THE EXERCISE:
Identify the lines that contain the string "JSON" and copy all of them.

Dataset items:
---*---

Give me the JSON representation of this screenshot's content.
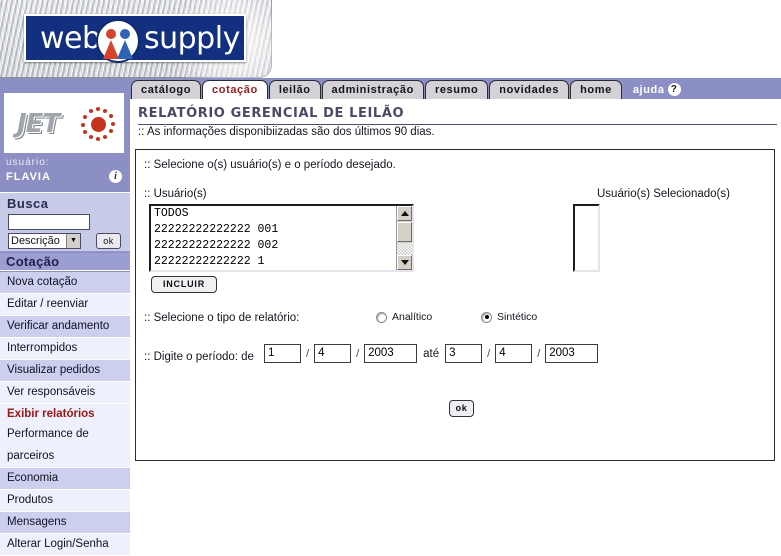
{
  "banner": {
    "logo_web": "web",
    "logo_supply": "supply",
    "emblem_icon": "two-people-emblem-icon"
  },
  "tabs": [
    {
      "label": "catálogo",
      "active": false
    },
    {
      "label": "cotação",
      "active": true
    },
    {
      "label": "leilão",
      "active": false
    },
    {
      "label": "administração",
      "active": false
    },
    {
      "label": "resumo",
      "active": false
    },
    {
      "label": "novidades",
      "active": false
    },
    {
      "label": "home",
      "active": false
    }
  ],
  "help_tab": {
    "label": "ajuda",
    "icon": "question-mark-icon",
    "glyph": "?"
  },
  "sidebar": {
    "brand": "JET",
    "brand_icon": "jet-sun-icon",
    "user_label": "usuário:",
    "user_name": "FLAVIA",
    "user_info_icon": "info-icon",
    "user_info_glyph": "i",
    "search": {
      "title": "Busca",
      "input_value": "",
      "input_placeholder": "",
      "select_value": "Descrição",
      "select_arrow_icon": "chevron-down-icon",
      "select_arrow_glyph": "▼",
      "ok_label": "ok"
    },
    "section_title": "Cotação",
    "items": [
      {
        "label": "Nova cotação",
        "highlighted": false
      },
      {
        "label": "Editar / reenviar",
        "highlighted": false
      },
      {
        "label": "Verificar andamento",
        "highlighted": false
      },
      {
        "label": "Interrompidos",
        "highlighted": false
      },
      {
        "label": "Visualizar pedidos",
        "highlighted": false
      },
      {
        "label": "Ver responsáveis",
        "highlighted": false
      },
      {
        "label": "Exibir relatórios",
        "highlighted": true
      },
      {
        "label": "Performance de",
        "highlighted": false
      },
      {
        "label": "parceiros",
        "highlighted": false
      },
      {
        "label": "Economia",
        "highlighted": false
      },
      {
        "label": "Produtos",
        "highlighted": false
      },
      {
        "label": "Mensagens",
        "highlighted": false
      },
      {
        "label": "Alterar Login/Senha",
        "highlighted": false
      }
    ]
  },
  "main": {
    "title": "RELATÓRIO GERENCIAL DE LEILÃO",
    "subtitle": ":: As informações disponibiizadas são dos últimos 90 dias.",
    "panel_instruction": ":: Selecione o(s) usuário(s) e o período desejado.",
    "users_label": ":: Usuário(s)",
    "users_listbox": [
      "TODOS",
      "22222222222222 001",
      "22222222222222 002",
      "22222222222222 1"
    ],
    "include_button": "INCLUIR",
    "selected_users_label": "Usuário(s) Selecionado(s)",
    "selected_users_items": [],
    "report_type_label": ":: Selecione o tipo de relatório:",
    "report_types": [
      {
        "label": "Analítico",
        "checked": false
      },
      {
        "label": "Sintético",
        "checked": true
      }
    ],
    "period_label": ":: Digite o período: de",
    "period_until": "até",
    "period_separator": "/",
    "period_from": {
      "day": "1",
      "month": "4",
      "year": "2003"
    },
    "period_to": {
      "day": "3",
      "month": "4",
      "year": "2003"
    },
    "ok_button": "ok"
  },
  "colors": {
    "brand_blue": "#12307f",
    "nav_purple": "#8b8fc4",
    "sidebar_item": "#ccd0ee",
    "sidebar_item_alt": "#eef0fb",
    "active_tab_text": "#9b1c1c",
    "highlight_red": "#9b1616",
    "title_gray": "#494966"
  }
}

---*---

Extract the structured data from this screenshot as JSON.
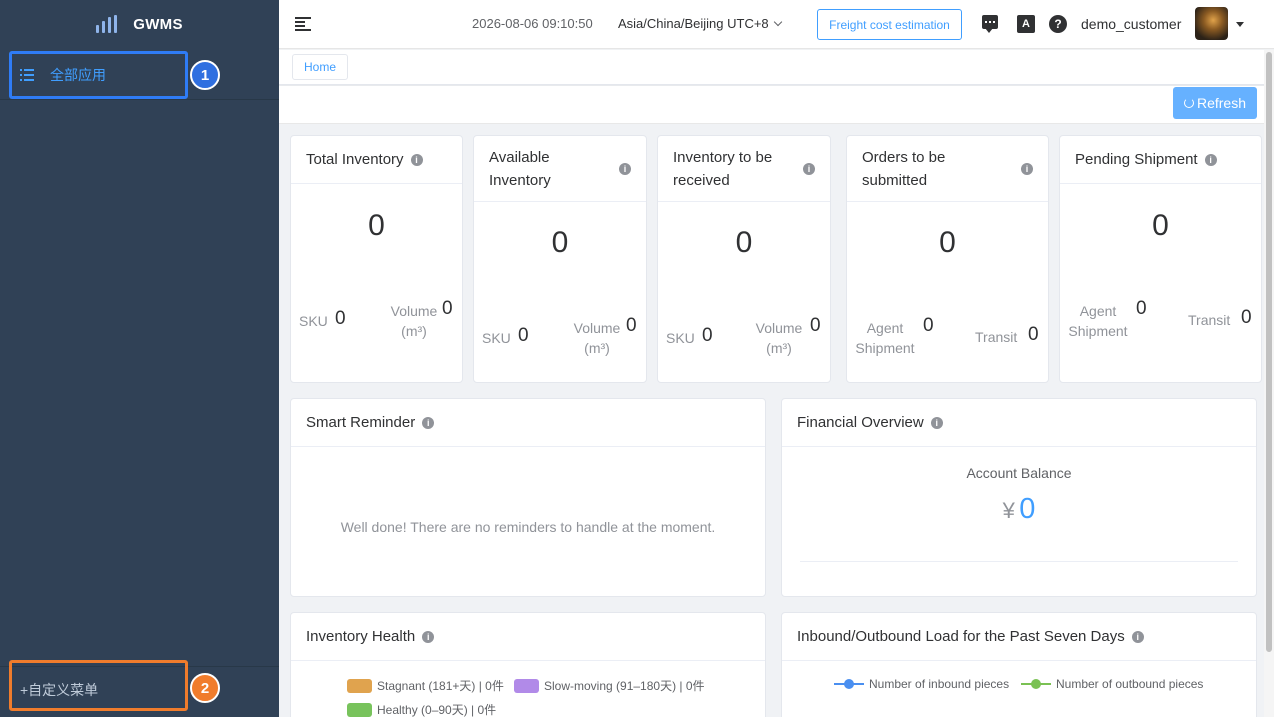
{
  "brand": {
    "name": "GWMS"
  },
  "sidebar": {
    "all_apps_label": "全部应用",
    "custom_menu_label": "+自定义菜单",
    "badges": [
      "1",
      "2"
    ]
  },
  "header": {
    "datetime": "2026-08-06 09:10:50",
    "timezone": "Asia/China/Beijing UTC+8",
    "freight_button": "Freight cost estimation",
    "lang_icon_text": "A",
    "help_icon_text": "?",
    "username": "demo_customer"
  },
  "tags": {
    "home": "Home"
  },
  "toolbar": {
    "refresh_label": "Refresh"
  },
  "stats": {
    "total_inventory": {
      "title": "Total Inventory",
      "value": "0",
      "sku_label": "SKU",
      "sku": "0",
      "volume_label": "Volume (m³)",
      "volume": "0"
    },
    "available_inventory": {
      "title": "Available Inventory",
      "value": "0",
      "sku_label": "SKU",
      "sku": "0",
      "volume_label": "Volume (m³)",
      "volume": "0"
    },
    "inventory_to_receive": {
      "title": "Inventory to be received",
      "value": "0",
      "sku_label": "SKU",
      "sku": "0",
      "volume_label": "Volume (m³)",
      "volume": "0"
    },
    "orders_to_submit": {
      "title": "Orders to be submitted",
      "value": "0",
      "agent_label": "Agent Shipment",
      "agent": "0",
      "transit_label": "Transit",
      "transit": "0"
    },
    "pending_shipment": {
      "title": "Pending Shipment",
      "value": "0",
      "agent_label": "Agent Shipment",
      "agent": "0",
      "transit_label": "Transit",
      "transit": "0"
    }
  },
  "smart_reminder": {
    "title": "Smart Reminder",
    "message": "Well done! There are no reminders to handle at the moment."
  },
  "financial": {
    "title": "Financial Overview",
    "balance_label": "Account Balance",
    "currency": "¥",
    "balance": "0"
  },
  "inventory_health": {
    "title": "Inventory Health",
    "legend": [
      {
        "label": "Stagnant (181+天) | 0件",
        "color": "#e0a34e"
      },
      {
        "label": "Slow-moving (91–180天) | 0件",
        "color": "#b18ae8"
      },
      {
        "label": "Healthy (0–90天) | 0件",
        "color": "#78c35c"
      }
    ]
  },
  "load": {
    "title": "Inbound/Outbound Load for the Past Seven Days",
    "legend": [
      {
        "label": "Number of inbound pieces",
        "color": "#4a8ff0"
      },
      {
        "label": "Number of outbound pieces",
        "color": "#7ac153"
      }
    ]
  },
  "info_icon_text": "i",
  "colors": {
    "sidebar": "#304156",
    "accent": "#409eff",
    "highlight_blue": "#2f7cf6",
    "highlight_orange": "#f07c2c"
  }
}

---*---

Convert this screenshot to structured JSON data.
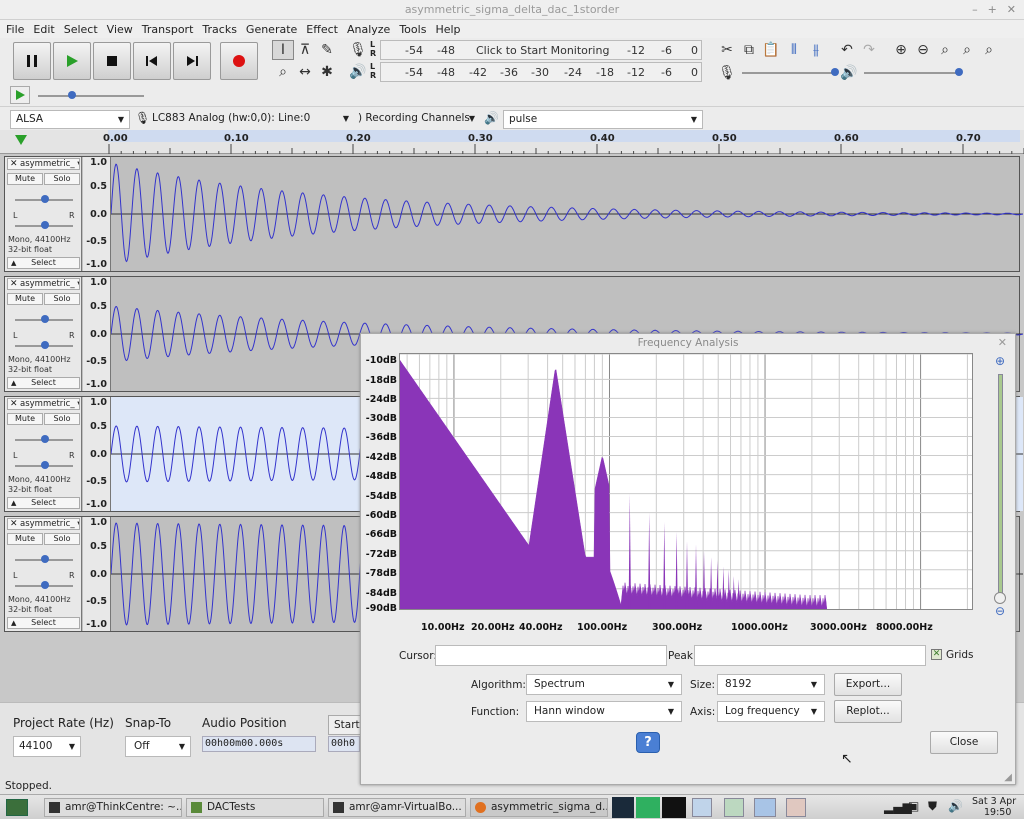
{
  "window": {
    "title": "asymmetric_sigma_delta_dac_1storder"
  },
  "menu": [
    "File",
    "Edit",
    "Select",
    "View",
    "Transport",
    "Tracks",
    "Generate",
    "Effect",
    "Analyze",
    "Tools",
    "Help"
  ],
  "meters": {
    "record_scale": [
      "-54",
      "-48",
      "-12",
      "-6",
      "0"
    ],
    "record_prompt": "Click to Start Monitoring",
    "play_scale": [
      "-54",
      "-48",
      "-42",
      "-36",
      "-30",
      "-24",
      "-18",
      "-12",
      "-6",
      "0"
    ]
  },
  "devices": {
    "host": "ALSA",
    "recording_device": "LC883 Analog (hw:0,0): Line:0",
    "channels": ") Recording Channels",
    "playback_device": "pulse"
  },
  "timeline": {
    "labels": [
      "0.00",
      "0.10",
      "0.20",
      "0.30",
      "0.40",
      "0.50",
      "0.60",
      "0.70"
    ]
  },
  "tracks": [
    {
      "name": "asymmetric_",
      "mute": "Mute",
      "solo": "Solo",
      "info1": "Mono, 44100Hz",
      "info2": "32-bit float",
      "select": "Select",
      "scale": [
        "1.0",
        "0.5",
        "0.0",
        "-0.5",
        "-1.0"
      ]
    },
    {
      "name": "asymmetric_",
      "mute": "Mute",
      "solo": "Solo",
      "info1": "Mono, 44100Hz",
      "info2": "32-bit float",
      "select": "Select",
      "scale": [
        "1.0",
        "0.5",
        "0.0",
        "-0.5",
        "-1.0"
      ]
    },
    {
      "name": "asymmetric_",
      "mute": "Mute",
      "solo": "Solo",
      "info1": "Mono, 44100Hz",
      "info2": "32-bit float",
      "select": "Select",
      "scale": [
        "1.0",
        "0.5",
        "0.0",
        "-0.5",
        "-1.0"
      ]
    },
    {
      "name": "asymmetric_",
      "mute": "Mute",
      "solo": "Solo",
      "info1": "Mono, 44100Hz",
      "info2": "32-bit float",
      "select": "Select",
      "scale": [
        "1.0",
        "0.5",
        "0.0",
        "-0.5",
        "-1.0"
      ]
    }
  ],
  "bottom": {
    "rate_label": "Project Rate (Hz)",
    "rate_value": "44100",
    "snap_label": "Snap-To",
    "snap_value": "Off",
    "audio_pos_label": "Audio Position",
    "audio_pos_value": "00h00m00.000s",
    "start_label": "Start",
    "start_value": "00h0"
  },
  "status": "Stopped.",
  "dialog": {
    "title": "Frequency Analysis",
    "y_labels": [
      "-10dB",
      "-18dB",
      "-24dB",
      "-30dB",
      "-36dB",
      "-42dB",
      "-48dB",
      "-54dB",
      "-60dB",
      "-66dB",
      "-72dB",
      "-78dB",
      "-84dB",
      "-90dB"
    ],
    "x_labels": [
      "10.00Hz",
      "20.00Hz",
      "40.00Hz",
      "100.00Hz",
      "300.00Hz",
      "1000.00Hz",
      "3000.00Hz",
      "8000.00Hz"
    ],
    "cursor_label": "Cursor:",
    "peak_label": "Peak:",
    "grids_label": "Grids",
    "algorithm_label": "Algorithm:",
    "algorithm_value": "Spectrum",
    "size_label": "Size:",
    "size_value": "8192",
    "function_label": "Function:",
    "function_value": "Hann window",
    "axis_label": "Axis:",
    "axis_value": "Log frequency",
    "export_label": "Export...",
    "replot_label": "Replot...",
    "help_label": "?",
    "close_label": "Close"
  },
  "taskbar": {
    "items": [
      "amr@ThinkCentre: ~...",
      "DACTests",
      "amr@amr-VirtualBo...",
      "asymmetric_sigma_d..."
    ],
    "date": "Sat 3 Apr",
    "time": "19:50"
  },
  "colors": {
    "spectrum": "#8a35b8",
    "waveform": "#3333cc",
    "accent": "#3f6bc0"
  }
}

---*---

ANSWER FOR THE TASK:
Give me the JSON representation of this screenshot's content.
Extract the structured data from this screenshot as JSON.
Convert this screenshot to structured JSON data.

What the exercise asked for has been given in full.